_WHAT YOU SHOULD DO:_
Every line of the material below should be repeated exactly.

_DATA ROWS:_

^^^^^^^^^^^^^^^^

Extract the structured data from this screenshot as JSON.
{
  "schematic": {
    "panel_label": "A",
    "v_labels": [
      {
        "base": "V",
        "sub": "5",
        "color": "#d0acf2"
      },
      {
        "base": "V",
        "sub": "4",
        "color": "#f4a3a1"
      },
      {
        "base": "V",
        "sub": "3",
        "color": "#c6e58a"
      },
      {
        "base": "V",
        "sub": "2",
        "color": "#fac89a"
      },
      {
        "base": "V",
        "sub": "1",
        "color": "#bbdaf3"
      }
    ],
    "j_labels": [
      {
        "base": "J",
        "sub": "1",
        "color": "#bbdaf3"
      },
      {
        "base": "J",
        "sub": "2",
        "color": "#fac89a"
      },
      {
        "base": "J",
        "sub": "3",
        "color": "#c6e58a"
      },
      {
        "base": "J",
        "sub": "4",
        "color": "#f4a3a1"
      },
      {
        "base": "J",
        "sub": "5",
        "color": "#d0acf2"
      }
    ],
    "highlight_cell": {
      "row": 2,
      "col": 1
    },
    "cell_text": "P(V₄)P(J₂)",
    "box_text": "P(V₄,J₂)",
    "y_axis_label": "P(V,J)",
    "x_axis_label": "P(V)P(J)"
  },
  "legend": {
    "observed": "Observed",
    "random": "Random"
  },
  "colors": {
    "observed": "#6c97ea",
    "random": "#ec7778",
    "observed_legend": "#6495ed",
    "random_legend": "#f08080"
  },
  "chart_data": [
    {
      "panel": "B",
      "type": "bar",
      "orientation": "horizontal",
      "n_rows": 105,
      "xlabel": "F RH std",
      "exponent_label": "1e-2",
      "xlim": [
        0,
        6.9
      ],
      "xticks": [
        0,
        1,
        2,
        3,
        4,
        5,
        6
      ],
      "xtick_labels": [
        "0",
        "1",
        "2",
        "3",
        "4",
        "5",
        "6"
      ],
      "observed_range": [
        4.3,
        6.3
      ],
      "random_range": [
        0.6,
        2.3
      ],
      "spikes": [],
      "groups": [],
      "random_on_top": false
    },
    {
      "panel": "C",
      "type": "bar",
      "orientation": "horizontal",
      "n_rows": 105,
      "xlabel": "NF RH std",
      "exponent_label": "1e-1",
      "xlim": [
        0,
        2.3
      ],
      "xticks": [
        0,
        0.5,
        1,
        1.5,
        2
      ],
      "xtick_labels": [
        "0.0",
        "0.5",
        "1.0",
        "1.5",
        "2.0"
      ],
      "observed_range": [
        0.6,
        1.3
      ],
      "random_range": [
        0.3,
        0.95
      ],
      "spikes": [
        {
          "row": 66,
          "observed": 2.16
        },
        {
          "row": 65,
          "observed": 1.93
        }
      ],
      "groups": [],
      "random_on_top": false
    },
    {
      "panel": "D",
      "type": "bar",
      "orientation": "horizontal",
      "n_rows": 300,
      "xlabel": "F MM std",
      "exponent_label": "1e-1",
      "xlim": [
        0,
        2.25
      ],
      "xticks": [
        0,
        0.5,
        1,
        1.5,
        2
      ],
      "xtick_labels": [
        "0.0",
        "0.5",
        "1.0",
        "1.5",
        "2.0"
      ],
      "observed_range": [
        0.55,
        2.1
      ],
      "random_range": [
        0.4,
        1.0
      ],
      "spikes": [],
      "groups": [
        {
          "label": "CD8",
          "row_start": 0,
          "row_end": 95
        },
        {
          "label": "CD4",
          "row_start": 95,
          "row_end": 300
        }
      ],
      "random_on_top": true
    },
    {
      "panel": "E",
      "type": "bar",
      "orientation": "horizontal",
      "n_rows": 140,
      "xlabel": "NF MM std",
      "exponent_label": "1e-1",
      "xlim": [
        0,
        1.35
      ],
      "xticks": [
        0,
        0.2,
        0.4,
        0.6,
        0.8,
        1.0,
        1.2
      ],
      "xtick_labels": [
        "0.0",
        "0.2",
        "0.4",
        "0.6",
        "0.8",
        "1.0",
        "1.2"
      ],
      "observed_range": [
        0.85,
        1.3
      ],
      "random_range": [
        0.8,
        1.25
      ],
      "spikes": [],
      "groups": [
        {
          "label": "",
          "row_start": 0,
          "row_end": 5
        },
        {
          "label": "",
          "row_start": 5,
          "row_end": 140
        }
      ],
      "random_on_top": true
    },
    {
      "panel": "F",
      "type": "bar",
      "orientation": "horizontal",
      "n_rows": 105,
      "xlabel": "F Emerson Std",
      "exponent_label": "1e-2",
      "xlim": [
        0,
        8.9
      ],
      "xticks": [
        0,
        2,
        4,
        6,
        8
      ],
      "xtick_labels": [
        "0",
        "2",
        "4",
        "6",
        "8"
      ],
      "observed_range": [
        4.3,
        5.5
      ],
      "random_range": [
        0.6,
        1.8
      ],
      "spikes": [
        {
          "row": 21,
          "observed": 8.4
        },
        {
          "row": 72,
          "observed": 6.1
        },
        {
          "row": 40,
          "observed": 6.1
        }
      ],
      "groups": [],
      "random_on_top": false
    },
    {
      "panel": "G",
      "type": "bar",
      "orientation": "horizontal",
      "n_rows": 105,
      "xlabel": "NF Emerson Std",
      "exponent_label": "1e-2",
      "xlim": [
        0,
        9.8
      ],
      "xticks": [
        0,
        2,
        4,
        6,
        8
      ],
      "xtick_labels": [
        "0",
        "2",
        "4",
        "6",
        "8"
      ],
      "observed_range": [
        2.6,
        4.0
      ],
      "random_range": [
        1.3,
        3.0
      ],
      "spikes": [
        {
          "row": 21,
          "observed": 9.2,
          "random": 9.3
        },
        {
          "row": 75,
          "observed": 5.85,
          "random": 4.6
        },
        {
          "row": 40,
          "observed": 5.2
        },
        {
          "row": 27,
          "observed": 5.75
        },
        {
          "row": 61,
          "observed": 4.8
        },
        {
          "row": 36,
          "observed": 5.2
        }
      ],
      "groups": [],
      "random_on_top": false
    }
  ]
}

^^^^^^^^^^^^^^^^

_EXERCISE OUTPUT:_
Extract the structured data from this screenshot as JSON.
{
  "schematic": {
    "panel_label": "A",
    "v_labels": [
      {
        "base": "V",
        "sub": "5",
        "color": "#d0acf2"
      },
      {
        "base": "V",
        "sub": "4",
        "color": "#f4a3a1"
      },
      {
        "base": "V",
        "sub": "3",
        "color": "#c6e58a"
      },
      {
        "base": "V",
        "sub": "2",
        "color": "#fac89a"
      },
      {
        "base": "V",
        "sub": "1",
        "color": "#bbdaf3"
      }
    ],
    "j_labels": [
      {
        "base": "J",
        "sub": "1",
        "color": "#bbdaf3"
      },
      {
        "base": "J",
        "sub": "2",
        "color": "#fac89a"
      },
      {
        "base": "J",
        "sub": "3",
        "color": "#c6e58a"
      },
      {
        "base": "J",
        "sub": "4",
        "color": "#f4a3a1"
      },
      {
        "base": "J",
        "sub": "5",
        "color": "#d0acf2"
      }
    ],
    "highlight_cell": {
      "row": 2,
      "col": 1
    },
    "cell_text": "P(V₄)P(J₂)",
    "box_text": "P(V₄,J₂)",
    "y_axis_label": "P(V,J)",
    "x_axis_label": "P(V)P(J)"
  },
  "legend": {
    "observed": "Observed",
    "random": "Random"
  },
  "colors": {
    "observed": "#6c97ea",
    "random": "#ec7778",
    "observed_legend": "#6495ed",
    "random_legend": "#f08080"
  },
  "chart_data": [
    {
      "panel": "B",
      "type": "bar",
      "orientation": "horizontal",
      "n_rows": 105,
      "xlabel": "F RH std",
      "exponent_label": "1e-2",
      "xlim": [
        0,
        6.9
      ],
      "xticks": [
        0,
        1,
        2,
        3,
        4,
        5,
        6
      ],
      "xtick_labels": [
        "0",
        "1",
        "2",
        "3",
        "4",
        "5",
        "6"
      ],
      "observed_range": [
        4.3,
        6.3
      ],
      "random_range": [
        0.6,
        2.3
      ],
      "spikes": [],
      "groups": [],
      "random_on_top": false
    },
    {
      "panel": "C",
      "type": "bar",
      "orientation": "horizontal",
      "n_rows": 105,
      "xlabel": "NF RH std",
      "exponent_label": "1e-1",
      "xlim": [
        0,
        2.3
      ],
      "xticks": [
        0,
        0.5,
        1,
        1.5,
        2
      ],
      "xtick_labels": [
        "0.0",
        "0.5",
        "1.0",
        "1.5",
        "2.0"
      ],
      "observed_range": [
        0.6,
        1.3
      ],
      "random_range": [
        0.3,
        0.95
      ],
      "spikes": [
        {
          "row": 66,
          "observed": 2.16
        },
        {
          "row": 65,
          "observed": 1.93
        }
      ],
      "groups": [],
      "random_on_top": false
    },
    {
      "panel": "D",
      "type": "bar",
      "orientation": "horizontal",
      "n_rows": 300,
      "xlabel": "F MM std",
      "exponent_label": "1e-1",
      "xlim": [
        0,
        2.25
      ],
      "xticks": [
        0,
        0.5,
        1,
        1.5,
        2
      ],
      "xtick_labels": [
        "0.0",
        "0.5",
        "1.0",
        "1.5",
        "2.0"
      ],
      "observed_range": [
        0.55,
        2.1
      ],
      "random_range": [
        0.4,
        1.0
      ],
      "spikes": [],
      "groups": [
        {
          "label": "CD8",
          "row_start": 0,
          "row_end": 95
        },
        {
          "label": "CD4",
          "row_start": 95,
          "row_end": 300
        }
      ],
      "random_on_top": true
    },
    {
      "panel": "E",
      "type": "bar",
      "orientation": "horizontal",
      "n_rows": 140,
      "xlabel": "NF MM std",
      "exponent_label": "1e-1",
      "xlim": [
        0,
        1.35
      ],
      "xticks": [
        0,
        0.2,
        0.4,
        0.6,
        0.8,
        1.0,
        1.2
      ],
      "xtick_labels": [
        "0.0",
        "0.2",
        "0.4",
        "0.6",
        "0.8",
        "1.0",
        "1.2"
      ],
      "observed_range": [
        0.85,
        1.3
      ],
      "random_range": [
        0.8,
        1.25
      ],
      "spikes": [],
      "groups": [
        {
          "label": "",
          "row_start": 0,
          "row_end": 5
        },
        {
          "label": "",
          "row_start": 5,
          "row_end": 140
        }
      ],
      "random_on_top": true
    },
    {
      "panel": "F",
      "type": "bar",
      "orientation": "horizontal",
      "n_rows": 105,
      "xlabel": "F Emerson Std",
      "exponent_label": "1e-2",
      "xlim": [
        0,
        8.9
      ],
      "xticks": [
        0,
        2,
        4,
        6,
        8
      ],
      "xtick_labels": [
        "0",
        "2",
        "4",
        "6",
        "8"
      ],
      "observed_range": [
        4.3,
        5.5
      ],
      "random_range": [
        0.6,
        1.8
      ],
      "spikes": [
        {
          "row": 21,
          "observed": 8.4
        },
        {
          "row": 72,
          "observed": 6.1
        },
        {
          "row": 40,
          "observed": 6.1
        }
      ],
      "groups": [],
      "random_on_top": false
    },
    {
      "panel": "G",
      "type": "bar",
      "orientation": "horizontal",
      "n_rows": 105,
      "xlabel": "NF Emerson Std",
      "exponent_label": "1e-2",
      "xlim": [
        0,
        9.8
      ],
      "xticks": [
        0,
        2,
        4,
        6,
        8
      ],
      "xtick_labels": [
        "0",
        "2",
        "4",
        "6",
        "8"
      ],
      "observed_range": [
        2.6,
        4.0
      ],
      "random_range": [
        1.3,
        3.0
      ],
      "spikes": [
        {
          "row": 21,
          "observed": 9.2,
          "random": 9.3
        },
        {
          "row": 75,
          "observed": 5.85,
          "random": 4.6
        },
        {
          "row": 40,
          "observed": 5.2
        },
        {
          "row": 27,
          "observed": 5.75
        },
        {
          "row": 61,
          "observed": 4.8
        },
        {
          "row": 36,
          "observed": 5.2
        }
      ],
      "groups": [],
      "random_on_top": false
    }
  ]
}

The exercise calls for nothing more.